▸ **Stated exercise**
Find each line with the string "JSON" and report it.
* begin Material to process *
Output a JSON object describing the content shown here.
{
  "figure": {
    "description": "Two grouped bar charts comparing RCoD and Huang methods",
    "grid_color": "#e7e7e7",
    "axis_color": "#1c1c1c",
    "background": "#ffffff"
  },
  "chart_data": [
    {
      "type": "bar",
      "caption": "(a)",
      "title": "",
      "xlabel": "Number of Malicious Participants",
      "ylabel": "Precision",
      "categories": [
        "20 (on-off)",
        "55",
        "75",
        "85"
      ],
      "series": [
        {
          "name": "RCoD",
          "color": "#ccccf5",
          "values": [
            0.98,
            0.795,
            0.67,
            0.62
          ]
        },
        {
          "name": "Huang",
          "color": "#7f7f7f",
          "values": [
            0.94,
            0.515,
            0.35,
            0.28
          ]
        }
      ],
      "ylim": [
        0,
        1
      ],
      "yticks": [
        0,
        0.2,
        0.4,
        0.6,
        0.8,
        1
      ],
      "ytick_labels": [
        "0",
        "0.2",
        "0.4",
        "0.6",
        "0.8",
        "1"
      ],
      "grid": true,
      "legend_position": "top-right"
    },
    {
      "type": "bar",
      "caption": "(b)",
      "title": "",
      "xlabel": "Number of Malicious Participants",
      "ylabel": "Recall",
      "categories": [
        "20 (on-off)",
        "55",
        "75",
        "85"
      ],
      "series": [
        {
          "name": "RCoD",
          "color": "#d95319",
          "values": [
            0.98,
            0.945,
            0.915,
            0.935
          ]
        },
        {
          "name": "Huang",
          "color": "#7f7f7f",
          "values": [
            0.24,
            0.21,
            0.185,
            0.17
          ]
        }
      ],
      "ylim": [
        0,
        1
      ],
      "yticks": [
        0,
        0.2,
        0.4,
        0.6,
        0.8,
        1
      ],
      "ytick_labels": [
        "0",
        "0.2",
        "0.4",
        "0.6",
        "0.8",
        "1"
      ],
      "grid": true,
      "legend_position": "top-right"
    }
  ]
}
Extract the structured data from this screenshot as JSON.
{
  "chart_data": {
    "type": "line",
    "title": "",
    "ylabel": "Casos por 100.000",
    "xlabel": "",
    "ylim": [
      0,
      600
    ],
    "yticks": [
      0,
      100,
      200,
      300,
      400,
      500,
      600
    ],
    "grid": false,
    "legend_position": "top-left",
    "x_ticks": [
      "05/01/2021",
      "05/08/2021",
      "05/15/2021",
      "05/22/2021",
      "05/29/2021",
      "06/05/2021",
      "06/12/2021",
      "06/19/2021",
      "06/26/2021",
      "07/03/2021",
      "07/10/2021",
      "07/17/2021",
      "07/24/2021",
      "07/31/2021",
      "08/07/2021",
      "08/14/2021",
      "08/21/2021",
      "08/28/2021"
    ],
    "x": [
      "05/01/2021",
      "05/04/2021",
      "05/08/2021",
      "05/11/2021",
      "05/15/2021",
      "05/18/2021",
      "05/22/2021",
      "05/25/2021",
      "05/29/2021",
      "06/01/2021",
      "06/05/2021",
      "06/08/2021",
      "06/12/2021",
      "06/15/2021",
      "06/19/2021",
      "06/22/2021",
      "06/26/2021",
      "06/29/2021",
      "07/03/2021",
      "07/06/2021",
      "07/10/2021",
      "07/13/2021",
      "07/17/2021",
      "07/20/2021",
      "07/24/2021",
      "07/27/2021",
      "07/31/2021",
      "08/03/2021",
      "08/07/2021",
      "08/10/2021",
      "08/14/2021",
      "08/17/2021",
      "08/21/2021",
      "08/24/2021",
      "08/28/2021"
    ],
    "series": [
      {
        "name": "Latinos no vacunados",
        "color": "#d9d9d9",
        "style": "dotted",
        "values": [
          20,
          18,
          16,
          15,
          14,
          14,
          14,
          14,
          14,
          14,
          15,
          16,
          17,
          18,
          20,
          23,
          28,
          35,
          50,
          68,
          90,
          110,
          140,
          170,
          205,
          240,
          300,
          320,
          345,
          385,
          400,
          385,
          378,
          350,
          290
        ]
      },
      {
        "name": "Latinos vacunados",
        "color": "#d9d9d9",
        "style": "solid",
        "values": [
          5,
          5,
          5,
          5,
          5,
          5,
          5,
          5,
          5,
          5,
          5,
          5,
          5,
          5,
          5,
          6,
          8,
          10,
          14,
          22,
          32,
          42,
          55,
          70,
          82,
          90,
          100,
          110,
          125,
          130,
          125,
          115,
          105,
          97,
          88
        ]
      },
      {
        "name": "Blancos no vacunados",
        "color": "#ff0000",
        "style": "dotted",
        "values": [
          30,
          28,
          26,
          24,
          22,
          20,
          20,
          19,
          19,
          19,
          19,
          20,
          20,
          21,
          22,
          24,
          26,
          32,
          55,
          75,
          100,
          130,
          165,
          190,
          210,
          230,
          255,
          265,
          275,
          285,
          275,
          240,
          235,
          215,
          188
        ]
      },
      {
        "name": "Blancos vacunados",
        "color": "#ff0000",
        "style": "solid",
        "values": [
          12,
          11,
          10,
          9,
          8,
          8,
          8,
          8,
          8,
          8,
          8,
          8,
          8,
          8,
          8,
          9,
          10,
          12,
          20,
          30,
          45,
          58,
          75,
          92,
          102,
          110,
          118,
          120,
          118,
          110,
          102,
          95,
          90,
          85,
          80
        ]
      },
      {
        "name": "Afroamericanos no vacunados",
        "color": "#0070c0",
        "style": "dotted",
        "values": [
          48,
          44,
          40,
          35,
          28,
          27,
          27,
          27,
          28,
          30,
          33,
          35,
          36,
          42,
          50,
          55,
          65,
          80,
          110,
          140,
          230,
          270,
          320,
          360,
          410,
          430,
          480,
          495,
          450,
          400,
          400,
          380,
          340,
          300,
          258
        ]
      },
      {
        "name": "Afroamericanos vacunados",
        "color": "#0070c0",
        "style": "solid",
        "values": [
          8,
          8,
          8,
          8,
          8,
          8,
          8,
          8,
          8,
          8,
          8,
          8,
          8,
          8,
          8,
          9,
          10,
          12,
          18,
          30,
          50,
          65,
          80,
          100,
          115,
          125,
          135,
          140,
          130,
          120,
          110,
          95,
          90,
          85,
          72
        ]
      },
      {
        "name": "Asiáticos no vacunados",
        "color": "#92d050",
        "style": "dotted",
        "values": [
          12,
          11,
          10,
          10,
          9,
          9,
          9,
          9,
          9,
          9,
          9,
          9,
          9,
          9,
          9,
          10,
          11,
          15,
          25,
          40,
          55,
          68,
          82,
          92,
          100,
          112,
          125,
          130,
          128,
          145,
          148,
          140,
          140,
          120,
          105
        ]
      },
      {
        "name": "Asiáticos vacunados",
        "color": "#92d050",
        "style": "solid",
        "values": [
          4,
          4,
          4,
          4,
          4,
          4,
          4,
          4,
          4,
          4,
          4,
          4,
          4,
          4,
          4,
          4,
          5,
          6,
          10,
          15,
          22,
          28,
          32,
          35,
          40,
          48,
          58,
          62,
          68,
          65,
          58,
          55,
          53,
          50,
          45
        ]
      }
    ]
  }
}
* end Material to process *
▸ **The solution**
Output a JSON object describing the content shown here.
Extract the structured data from this screenshot as JSON.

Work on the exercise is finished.